[[ PAGE EXTRACT open ]]

The Structure of Evolutionary Theory

(Michael S) #1

1274 THE STRUCTURE OF EVOLUTIONARY THEORY


both in external environments and internal states. But a capacity to adjust to chaotic
situations also confers evolvability. Adaptation at the edge of chaos balances both
desiderata of current functionality and potential for future change, or evolvability.
Yet, however much biologists can document and articulate these components of
evolvability, the general concept itself has remained uncomfortable, even
paradoxical, because the clear existence of "flexibility for future benefit," and the
equally obvious importance of evolvability to the long-term persistence and success
of lineages, cannot be rendered as a directly causal and explicit outcome of the
Darwinian mechanisms that we have viewed as fully sufficient for understanding the
causes of evolutionary change. Organismal selection for traits that confer differential
reproductive success in the ecological moment simply cannot generate, in any active
or direct manner, a set of features that achieves evolutionary significance only by
imparting flexibility for change in distant futures. We cannot deny that these features
of evolvability deeply "matter" in the history of lineages; but how can benefits for
futures arise by any causal process in the here and now? Moreover, and adding insult
to anomaly, the major components of evolvability apparently reside in "superfluous"

[[ PAGE EXTRACT closed ]]
[[ DATA UNDER STUDY open ]]

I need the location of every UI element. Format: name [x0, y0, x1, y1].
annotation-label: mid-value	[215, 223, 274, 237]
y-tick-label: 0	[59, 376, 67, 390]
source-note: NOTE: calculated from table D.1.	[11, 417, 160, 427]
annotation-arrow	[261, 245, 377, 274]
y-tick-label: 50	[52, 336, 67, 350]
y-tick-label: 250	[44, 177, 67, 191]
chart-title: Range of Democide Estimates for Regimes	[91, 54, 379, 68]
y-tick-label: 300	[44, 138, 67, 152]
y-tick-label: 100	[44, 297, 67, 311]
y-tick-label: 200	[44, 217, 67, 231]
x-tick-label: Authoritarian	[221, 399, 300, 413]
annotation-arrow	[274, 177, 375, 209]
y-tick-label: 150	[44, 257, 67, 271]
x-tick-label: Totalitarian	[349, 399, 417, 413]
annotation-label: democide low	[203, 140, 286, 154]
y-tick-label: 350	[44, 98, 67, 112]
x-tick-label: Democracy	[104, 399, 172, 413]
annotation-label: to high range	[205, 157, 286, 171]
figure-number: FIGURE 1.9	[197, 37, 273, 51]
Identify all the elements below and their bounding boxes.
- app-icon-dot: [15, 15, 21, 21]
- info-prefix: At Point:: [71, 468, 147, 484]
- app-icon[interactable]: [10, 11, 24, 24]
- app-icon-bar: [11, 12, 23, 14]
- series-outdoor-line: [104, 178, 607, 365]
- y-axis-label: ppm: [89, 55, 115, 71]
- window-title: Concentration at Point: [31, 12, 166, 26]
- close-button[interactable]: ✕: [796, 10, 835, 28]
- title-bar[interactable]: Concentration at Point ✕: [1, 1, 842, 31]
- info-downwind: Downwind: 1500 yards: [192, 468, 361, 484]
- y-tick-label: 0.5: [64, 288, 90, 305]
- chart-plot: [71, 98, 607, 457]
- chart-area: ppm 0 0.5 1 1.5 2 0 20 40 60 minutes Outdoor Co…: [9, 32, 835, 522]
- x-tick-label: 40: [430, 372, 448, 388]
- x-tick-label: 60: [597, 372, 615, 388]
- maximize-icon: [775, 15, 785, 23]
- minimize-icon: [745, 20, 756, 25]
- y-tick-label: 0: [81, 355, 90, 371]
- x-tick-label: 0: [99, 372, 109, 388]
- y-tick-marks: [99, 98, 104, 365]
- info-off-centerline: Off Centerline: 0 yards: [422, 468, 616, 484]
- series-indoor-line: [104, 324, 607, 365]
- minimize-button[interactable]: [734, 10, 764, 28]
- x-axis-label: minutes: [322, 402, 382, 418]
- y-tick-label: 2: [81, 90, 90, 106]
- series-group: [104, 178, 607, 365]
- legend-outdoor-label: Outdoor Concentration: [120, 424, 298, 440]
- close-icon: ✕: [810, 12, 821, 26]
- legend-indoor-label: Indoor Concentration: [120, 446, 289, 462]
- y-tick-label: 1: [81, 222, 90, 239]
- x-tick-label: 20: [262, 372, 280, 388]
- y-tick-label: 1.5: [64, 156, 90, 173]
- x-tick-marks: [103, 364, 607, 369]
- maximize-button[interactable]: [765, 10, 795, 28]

[[ DATA UNDER STUDY closed ]]

### WHAT TO WORK ON
A: In the passage on evolvability, write out the text between "1274 THE STRUCTURE" and "change, or evolvability.", inclusive, replacing "desiderata" with "goals".
B: According to the passage on evolvability, what two things does adaptation at the edge of chaos balance?
C: Continue the passage on evolvability from its last line.
The data shown here has no connection to the passage on evolvability.

### EXPECTED OUTPUTS
A:
1274 THE STRUCTURE OF EVOLUTIONARY THEORY


both in external environments and internal states. But a capacity to adjust to chaotic
situations also confers evolvability. Adaptation at the edge of chaos balances both
goals of current functionality and potential for future change, or evolvability.

B: It balances current functionality and potential for future change, or evolvability.

C:
genetic elements, and in supernumerary items of anatomy, that almost seem to mock
our usual concepts of the stark efficiency of selection as a natural arbiter between the
immediately useful and the discardable junk. As an example of this discomfort and
puzzlement, just consider the language of Kazazian's excellent review of mammalian
retrotransposons (2000, pp. 1152-1153), as he struggles to grasp and communicate
the apparent discordance between current irrelevancy (at the level of necessary
generation) and future benefits: "Although retrotransposons have been viewed as
selfish DNAs that provide no benefit to their host cell, we now know that over
evolutionary time they have increased the diversity of the genome through a variety
of mechanisms providing it with considerable 'added value.' ... It is clear that LI
elements are the master mammalian retrotransposons. Although L1s may be selfish,
they are clearly not junk, for they have played a major part in our evolution and the
evolution of our genomes." But the genuine junk of today can be exapted for the
triumphs of tomorrow. The spores of penicillin didn't do us much good (and even
imposed substantial harm in spoiling our foods) until Dr. Fleming made his fortuitous
discovery of a previously unrecognized, and now eminently lifesaving, property.
As its central theme and purpose, this book proposes a set of expansions and
revisions to Darwinian theory that, among other salutary features, can resolve the
paradox of evolvability by exposing the issue as a Scheinproblem, or problem of
appearance—that is, a spurious appearance within an overly restricted theory
presently lacking the language and concepts for granting causal intelligibility to this
evidently vital theme in evolutionary studies. The key revisions proposed on each leg
of the logical structure that I have called the tripod of essential components in
Darwinian theory provide, in their ensemble, an explanation of evolvability in
hierarchical and structuralist terms.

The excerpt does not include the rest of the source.